What is being asked: Without omitting anything, retype the data that follows.

Extracted data:
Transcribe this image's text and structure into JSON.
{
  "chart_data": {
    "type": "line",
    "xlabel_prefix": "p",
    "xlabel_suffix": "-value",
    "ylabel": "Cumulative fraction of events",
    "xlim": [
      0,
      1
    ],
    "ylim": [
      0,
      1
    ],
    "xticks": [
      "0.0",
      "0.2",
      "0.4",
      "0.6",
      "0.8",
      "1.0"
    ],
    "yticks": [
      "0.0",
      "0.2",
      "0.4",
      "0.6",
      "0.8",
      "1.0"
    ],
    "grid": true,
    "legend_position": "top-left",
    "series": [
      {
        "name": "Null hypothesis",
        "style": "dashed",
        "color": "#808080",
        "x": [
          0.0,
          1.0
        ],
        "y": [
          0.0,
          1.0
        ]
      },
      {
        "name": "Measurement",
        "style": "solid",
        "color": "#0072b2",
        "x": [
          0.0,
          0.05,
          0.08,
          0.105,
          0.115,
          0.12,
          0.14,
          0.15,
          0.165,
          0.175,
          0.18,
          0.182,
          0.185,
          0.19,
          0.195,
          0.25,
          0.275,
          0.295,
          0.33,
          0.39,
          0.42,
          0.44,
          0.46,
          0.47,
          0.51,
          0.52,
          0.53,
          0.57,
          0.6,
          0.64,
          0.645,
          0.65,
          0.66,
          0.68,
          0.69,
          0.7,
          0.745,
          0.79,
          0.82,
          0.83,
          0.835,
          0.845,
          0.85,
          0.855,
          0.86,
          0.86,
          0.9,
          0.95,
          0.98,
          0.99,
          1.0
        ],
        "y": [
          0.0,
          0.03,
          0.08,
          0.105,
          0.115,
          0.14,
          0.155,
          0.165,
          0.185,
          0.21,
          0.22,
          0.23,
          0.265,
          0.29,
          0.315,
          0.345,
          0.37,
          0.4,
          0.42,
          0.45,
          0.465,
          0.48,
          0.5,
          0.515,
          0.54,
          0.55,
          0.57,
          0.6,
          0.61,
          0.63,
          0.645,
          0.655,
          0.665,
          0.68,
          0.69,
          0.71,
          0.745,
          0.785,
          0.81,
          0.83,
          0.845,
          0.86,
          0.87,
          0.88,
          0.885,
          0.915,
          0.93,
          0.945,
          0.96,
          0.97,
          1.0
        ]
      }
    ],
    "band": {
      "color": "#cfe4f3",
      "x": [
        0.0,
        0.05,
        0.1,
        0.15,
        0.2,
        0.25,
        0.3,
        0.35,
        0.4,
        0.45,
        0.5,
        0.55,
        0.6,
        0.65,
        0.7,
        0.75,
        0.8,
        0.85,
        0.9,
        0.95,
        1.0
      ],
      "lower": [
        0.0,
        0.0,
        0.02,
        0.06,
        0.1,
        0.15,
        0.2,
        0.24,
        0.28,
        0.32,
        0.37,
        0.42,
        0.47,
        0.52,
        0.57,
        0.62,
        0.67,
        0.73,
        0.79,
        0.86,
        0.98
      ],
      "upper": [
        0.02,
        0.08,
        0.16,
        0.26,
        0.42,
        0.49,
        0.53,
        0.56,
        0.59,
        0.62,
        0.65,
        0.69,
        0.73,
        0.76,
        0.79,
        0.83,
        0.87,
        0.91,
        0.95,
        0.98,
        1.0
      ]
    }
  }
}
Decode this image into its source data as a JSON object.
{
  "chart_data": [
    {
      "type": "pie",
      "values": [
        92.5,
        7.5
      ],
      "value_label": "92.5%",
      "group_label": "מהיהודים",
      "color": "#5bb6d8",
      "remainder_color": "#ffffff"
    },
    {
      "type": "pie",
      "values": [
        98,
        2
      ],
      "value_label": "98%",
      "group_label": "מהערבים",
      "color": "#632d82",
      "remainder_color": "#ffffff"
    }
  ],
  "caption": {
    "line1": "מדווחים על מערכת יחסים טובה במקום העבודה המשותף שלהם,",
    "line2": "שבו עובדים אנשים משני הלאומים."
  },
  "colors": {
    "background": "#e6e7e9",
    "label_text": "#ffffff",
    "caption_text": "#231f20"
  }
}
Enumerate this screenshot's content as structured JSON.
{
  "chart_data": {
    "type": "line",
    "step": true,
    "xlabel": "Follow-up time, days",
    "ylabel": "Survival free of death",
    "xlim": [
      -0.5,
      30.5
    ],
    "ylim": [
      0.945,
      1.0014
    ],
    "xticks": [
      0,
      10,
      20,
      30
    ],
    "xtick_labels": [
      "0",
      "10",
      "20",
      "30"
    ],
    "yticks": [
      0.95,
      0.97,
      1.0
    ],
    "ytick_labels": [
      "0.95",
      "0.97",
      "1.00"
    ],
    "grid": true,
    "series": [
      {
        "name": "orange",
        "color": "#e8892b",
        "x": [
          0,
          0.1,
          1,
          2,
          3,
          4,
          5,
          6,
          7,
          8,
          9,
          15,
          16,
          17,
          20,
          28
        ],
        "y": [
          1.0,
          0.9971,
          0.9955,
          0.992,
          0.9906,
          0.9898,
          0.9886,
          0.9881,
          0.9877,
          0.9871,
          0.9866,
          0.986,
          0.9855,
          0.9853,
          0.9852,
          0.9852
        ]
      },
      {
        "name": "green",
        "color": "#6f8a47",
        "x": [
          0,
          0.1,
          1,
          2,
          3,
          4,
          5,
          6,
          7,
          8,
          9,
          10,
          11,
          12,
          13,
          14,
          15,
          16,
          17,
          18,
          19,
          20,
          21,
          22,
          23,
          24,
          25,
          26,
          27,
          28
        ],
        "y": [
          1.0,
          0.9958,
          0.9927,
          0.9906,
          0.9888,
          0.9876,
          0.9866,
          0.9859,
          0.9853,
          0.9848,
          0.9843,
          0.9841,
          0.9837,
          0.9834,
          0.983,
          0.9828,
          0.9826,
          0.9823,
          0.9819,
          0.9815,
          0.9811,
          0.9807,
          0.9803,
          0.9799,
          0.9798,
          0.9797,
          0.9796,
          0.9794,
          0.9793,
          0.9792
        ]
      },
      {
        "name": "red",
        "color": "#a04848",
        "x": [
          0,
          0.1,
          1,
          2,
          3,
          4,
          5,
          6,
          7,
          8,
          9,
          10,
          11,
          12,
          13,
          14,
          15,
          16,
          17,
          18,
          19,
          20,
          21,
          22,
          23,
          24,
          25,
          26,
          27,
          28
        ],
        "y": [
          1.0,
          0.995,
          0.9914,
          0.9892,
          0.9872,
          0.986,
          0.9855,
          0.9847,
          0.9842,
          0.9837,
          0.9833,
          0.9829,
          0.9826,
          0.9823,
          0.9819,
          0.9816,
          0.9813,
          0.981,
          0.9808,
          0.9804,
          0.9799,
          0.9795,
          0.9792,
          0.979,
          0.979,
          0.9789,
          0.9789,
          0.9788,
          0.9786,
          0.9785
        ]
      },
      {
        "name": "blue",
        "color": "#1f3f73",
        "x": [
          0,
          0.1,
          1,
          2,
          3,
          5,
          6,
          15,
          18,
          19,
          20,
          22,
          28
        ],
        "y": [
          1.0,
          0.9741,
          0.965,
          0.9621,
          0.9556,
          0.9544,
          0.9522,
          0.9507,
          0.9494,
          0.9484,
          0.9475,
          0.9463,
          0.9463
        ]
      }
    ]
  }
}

Response to this exercise:
Transcribe this image's text and structure into JSON.
{
  "chart_data": {
    "type": "line",
    "xlabel_prefix": "p",
    "xlabel_suffix": "-value",
    "ylabel": "Cumulative fraction of events",
    "xlim": [
      0,
      1
    ],
    "ylim": [
      0,
      1
    ],
    "xticks": [
      "0.0",
      "0.2",
      "0.4",
      "0.6",
      "0.8",
      "1.0"
    ],
    "yticks": [
      "0.0",
      "0.2",
      "0.4",
      "0.6",
      "0.8",
      "1.0"
    ],
    "grid": true,
    "legend_position": "top-left",
    "series": [
      {
        "name": "Null hypothesis",
        "style": "dashed",
        "color": "#808080",
        "x": [
          0.0,
          1.0
        ],
        "y": [
          0.0,
          1.0
        ]
      },
      {
        "name": "Measurement",
        "style": "solid",
        "color": "#0072b2",
        "x": [
          0.0,
          0.05,
          0.08,
          0.105,
          0.115,
          0.12,
          0.14,
          0.15,
          0.165,
          0.175,
          0.18,
          0.182,
          0.185,
          0.19,
          0.195,
          0.25,
          0.275,
          0.295,
          0.33,
          0.39,
          0.42,
          0.44,
          0.46,
          0.47,
          0.51,
          0.52,
          0.53,
          0.57,
          0.6,
          0.64,
          0.645,
          0.65,
          0.66,
          0.68,
          0.69,
          0.7,
          0.745,
          0.79,
          0.82,
          0.83,
          0.835,
          0.845,
          0.85,
          0.855,
          0.86,
          0.86,
          0.9,
          0.95,
          0.98,
          0.99,
          1.0
        ],
        "y": [
          0.0,
          0.03,
          0.08,
          0.105,
          0.115,
          0.14,
          0.155,
          0.165,
          0.185,
          0.21,
          0.22,
          0.23,
          0.265,
          0.29,
          0.315,
          0.345,
          0.37,
          0.4,
          0.42,
          0.45,
          0.465,
          0.48,
          0.5,
          0.515,
          0.54,
          0.55,
          0.57,
          0.6,
          0.61,
          0.63,
          0.645,
          0.655,
          0.665,
          0.68,
          0.69,
          0.71,
          0.745,
          0.785,
          0.81,
          0.83,
          0.845,
          0.86,
          0.87,
          0.88,
          0.885,
          0.915,
          0.93,
          0.945,
          0.96,
          0.97,
          1.0
        ]
      }
    ],
    "band": {
      "color": "#cfe4f3",
      "x": [
        0.0,
        0.05,
        0.1,
        0.15,
        0.2,
        0.25,
        0.3,
        0.35,
        0.4,
        0.45,
        0.5,
        0.55,
        0.6,
        0.65,
        0.7,
        0.75,
        0.8,
        0.85,
        0.9,
        0.95,
        1.0
      ],
      "lower": [
        0.0,
        0.0,
        0.02,
        0.06,
        0.1,
        0.15,
        0.2,
        0.24,
        0.28,
        0.32,
        0.37,
        0.42,
        0.47,
        0.52,
        0.57,
        0.62,
        0.67,
        0.73,
        0.79,
        0.86,
        0.98
      ],
      "upper": [
        0.02,
        0.08,
        0.16,
        0.26,
        0.42,
        0.49,
        0.53,
        0.56,
        0.59,
        0.62,
        0.65,
        0.69,
        0.73,
        0.76,
        0.79,
        0.83,
        0.87,
        0.91,
        0.95,
        0.98,
        1.0
      ]
    }
  }
}
Decode this image into its source data as a JSON object.
{
  "chart_data": [
    {
      "type": "pie",
      "values": [
        92.5,
        7.5
      ],
      "value_label": "92.5%",
      "group_label": "מהיהודים",
      "color": "#5bb6d8",
      "remainder_color": "#ffffff"
    },
    {
      "type": "pie",
      "values": [
        98,
        2
      ],
      "value_label": "98%",
      "group_label": "מהערבים",
      "color": "#632d82",
      "remainder_color": "#ffffff"
    }
  ],
  "caption": {
    "line1": "מדווחים על מערכת יחסים טובה במקום העבודה המשותף שלהם,",
    "line2": "שבו עובדים אנשים משני הלאומים."
  },
  "colors": {
    "background": "#e6e7e9",
    "label_text": "#ffffff",
    "caption_text": "#231f20"
  }
}
Enumerate this screenshot's content as structured JSON.
{
  "chart_data": {
    "type": "line",
    "step": true,
    "xlabel": "Follow-up time, days",
    "ylabel": "Survival free of death",
    "xlim": [
      -0.5,
      30.5
    ],
    "ylim": [
      0.945,
      1.0014
    ],
    "xticks": [
      0,
      10,
      20,
      30
    ],
    "xtick_labels": [
      "0",
      "10",
      "20",
      "30"
    ],
    "yticks": [
      0.95,
      0.97,
      1.0
    ],
    "ytick_labels": [
      "0.95",
      "0.97",
      "1.00"
    ],
    "grid": true,
    "series": [
      {
        "name": "orange",
        "color": "#e8892b",
        "x": [
          0,
          0.1,
          1,
          2,
          3,
          4,
          5,
          6,
          7,
          8,
          9,
          15,
          16,
          17,
          20,
          28
        ],
        "y": [
          1.0,
          0.9971,
          0.9955,
          0.992,
          0.9906,
          0.9898,
          0.9886,
          0.9881,
          0.9877,
          0.9871,
          0.9866,
          0.986,
          0.9855,
          0.9853,
          0.9852,
          0.9852
        ]
      },
      {
        "name": "green",
        "color": "#6f8a47",
        "x": [
          0,
          0.1,
          1,
          2,
          3,
          4,
          5,
          6,
          7,
          8,
          9,
          10,
          11,
          12,
          13,
          14,
          15,
          16,
          17,
          18,
          19,
          20,
          21,
          22,
          23,
          24,
          25,
          26,
          27,
          28
        ],
        "y": [
          1.0,
          0.9958,
          0.9927,
          0.9906,
          0.9888,
          0.9876,
          0.9866,
          0.9859,
          0.9853,
          0.9848,
          0.9843,
          0.9841,
          0.9837,
          0.9834,
          0.983,
          0.9828,
          0.9826,
          0.9823,
          0.9819,
          0.9815,
          0.9811,
          0.9807,
          0.9803,
          0.9799,
          0.9798,
          0.9797,
          0.9796,
          0.9794,
          0.9793,
          0.9792
        ]
      },
      {
        "name": "red",
        "color": "#a04848",
        "x": [
          0,
          0.1,
          1,
          2,
          3,
          4,
          5,
          6,
          7,
          8,
          9,
          10,
          11,
          12,
          13,
          14,
          15,
          16,
          17,
          18,
          19,
          20,
          21,
          22,
          23,
          24,
          25,
          26,
          27,
          28
        ],
        "y": [
          1.0,
          0.995,
          0.9914,
          0.9892,
          0.9872,
          0.986,
          0.9855,
          0.9847,
          0.9842,
          0.9837,
          0.9833,
          0.9829,
          0.9826,
          0.9823,
          0.9819,
          0.9816,
          0.9813,
          0.981,
          0.9808,
          0.9804,
          0.9799,
          0.9795,
          0.9792,
          0.979,
          0.979,
          0.9789,
          0.9789,
          0.9788,
          0.9786,
          0.9785
        ]
      },
      {
        "name": "blue",
        "color": "#1f3f73",
        "x": [
          0,
          0.1,
          1,
          2,
          3,
          5,
          6,
          15,
          18,
          19,
          20,
          22,
          28
        ],
        "y": [
          1.0,
          0.9741,
          0.965,
          0.9621,
          0.9556,
          0.9544,
          0.9522,
          0.9507,
          0.9494,
          0.9484,
          0.9475,
          0.9463,
          0.9463
        ]
      }
    ]
  }
}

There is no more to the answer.